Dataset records
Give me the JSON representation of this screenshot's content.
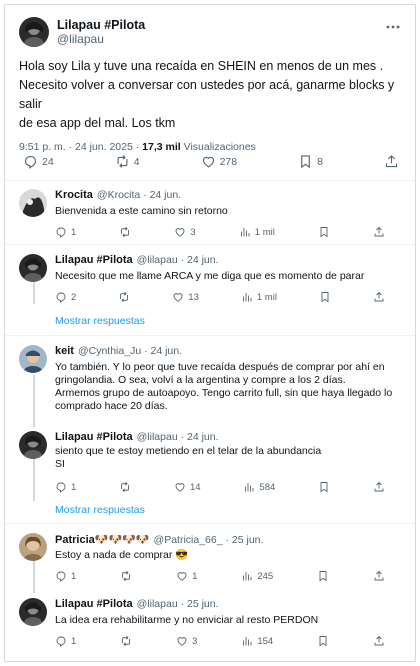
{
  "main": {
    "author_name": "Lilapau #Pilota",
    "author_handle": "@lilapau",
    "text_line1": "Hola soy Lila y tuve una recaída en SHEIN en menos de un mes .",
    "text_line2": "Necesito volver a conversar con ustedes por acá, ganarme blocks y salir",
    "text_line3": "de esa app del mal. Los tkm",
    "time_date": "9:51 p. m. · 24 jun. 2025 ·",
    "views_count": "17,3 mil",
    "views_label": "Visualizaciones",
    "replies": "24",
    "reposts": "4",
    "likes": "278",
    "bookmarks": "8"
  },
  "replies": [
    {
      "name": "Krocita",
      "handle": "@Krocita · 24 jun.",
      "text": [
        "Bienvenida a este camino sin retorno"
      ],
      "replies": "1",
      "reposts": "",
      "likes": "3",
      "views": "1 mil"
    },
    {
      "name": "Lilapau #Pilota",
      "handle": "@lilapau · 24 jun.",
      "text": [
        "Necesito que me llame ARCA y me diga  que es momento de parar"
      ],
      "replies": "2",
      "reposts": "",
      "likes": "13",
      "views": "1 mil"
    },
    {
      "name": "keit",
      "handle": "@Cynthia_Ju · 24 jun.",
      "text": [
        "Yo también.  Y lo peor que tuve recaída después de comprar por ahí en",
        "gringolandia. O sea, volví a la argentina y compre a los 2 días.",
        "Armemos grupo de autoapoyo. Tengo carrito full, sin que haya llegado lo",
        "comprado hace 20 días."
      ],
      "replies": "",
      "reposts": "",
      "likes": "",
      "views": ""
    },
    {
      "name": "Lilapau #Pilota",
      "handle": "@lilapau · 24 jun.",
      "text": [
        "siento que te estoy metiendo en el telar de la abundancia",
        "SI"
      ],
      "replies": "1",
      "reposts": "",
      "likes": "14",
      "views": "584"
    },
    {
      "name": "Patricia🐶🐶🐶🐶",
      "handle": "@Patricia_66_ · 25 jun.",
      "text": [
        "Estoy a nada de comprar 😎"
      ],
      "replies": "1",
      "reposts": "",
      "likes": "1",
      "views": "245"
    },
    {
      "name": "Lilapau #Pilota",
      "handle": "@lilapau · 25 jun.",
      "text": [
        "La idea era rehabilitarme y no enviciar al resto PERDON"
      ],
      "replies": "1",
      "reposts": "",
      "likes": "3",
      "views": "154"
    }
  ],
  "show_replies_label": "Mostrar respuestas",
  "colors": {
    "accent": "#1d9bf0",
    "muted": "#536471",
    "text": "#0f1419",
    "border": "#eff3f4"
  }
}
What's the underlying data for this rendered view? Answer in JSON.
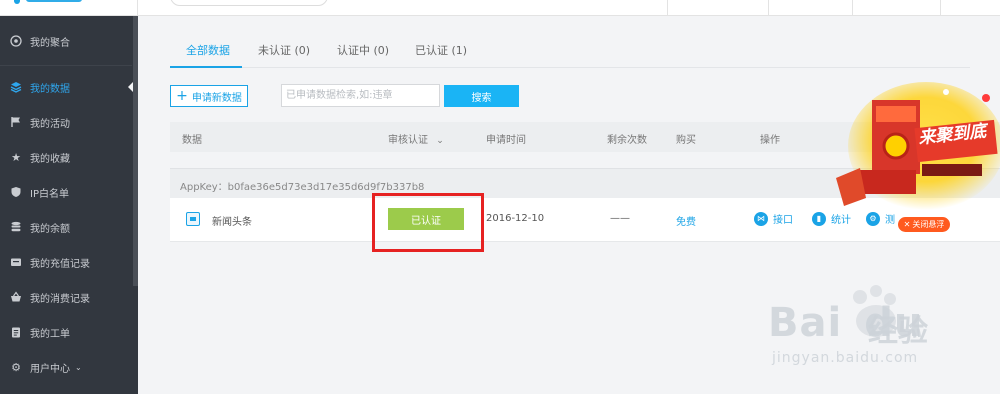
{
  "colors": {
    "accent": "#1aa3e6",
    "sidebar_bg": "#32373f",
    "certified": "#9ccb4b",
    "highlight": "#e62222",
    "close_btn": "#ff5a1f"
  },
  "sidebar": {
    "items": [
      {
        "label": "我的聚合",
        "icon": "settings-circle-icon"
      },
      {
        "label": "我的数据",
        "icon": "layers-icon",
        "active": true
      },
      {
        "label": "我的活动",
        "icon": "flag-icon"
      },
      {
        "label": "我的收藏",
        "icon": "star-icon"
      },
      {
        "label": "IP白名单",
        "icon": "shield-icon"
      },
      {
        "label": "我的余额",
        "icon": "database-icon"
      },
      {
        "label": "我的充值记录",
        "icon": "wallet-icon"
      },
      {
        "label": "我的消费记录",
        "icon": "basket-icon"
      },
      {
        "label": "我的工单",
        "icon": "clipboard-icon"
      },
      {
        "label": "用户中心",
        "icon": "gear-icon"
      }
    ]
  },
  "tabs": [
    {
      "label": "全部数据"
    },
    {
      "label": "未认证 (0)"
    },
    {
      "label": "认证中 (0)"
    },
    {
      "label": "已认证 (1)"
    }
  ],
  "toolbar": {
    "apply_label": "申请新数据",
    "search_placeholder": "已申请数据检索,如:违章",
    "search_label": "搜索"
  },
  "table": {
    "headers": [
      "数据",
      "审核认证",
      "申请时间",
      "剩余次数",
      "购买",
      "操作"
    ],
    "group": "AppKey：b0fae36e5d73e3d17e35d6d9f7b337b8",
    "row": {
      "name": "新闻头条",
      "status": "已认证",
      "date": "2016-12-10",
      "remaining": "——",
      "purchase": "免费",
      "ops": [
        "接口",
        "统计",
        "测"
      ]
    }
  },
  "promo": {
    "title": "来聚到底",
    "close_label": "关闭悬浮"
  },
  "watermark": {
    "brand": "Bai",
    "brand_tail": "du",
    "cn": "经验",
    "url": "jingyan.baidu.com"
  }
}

--

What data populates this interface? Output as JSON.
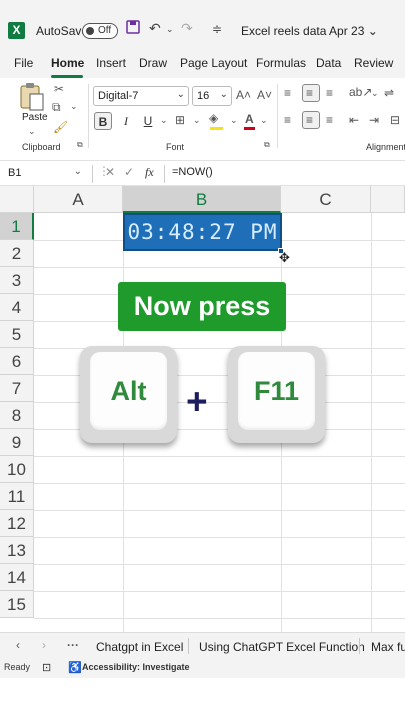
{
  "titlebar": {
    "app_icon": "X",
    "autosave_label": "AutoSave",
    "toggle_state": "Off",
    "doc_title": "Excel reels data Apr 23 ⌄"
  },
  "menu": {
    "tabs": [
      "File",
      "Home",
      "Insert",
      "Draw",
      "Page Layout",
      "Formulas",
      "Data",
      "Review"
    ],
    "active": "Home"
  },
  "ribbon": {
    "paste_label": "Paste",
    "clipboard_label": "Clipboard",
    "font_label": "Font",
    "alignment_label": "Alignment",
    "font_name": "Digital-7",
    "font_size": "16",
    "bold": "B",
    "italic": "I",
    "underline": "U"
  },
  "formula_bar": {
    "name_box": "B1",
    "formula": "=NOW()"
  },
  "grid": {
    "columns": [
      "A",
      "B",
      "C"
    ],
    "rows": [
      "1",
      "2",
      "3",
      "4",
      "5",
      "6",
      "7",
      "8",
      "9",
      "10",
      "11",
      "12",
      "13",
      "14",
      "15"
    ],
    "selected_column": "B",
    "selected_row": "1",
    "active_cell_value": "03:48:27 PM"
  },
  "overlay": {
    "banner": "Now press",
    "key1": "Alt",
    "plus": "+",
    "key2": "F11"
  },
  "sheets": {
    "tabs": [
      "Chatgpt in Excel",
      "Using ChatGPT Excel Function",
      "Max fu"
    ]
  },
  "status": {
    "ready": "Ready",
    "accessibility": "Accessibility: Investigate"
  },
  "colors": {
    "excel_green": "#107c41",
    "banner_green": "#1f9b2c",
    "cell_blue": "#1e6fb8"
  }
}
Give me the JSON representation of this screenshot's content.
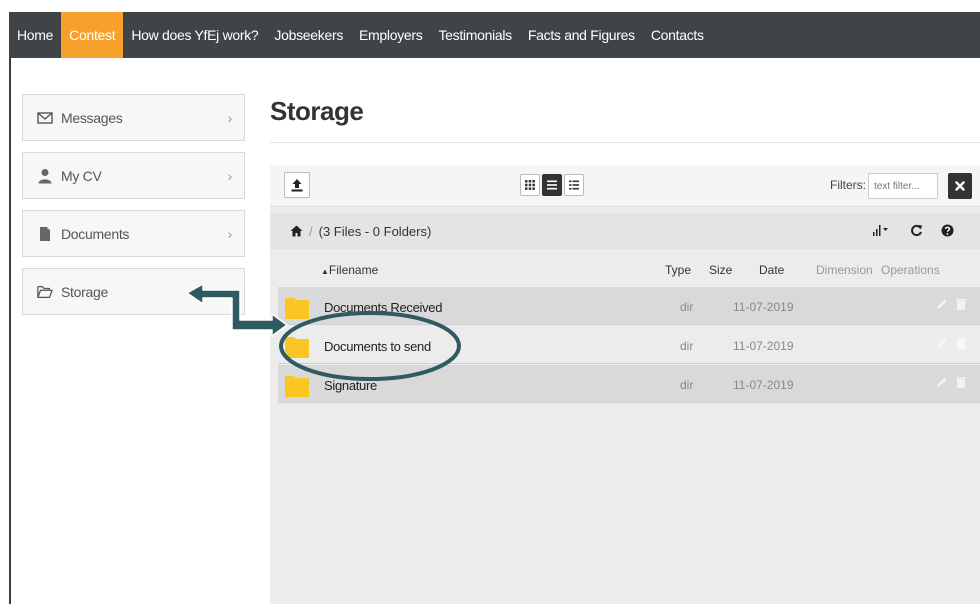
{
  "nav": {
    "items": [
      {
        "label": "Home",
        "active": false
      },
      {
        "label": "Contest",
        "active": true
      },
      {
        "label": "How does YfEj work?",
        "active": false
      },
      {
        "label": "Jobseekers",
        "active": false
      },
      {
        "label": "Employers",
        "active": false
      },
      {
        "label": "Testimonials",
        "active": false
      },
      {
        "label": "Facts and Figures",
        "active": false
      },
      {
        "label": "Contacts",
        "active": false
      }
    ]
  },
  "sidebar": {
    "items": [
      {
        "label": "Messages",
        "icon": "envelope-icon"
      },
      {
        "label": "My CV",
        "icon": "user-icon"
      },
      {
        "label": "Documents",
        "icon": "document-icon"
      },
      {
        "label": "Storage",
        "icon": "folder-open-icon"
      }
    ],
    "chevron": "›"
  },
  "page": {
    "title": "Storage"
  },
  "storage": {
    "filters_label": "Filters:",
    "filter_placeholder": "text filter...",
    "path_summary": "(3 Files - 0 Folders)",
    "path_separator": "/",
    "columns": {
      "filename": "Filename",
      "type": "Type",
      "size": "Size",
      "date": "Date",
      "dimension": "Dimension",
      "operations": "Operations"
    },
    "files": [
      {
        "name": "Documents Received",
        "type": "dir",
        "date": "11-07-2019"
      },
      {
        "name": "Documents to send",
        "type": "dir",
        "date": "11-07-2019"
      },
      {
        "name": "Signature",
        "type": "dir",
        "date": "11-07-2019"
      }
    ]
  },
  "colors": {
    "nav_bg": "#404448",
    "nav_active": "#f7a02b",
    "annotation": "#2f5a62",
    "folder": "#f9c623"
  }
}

...

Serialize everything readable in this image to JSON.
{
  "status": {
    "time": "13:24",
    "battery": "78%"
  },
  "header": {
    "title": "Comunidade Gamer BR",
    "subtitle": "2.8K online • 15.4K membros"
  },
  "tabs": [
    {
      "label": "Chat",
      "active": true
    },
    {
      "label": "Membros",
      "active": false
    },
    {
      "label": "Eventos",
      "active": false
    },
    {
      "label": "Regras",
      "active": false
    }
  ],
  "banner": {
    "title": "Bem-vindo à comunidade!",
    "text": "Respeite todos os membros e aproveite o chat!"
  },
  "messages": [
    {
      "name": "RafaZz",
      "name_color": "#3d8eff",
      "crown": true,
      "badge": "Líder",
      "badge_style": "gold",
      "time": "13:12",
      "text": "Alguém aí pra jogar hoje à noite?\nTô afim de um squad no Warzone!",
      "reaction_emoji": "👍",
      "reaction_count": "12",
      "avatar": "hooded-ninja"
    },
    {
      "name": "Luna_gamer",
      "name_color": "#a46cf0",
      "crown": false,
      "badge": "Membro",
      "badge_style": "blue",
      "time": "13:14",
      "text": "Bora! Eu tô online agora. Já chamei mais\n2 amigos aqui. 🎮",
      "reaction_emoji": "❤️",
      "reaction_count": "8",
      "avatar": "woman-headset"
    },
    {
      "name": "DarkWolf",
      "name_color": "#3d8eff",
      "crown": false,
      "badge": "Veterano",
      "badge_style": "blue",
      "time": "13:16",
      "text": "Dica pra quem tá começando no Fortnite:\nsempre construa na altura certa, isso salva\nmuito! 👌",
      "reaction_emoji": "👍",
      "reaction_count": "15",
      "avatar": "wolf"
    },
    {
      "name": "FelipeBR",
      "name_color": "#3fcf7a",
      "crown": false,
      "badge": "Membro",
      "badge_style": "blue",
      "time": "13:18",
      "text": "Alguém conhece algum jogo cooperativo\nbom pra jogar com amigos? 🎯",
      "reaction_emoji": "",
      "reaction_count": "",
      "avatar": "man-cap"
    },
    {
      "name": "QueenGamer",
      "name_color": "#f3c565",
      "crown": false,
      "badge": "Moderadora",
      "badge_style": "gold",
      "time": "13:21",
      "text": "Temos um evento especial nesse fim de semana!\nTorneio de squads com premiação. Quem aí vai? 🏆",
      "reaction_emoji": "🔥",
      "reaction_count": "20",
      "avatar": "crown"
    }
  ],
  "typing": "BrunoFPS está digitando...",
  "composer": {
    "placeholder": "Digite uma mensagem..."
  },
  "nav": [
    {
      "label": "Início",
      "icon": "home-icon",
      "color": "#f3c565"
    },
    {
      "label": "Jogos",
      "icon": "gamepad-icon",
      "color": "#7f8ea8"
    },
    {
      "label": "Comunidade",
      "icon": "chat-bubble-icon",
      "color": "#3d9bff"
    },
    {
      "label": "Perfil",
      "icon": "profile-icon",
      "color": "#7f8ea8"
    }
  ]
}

* _Job_: Find the lines with the string "tuve" and reproduce them.

* _Worked solution_:
    "text_line1": "Hola soy Lila y tuve una recaída en SHEIN en menos de un mes .",
        "Yo también.  Y lo peor que tuve recaída después de comprar por ahí en",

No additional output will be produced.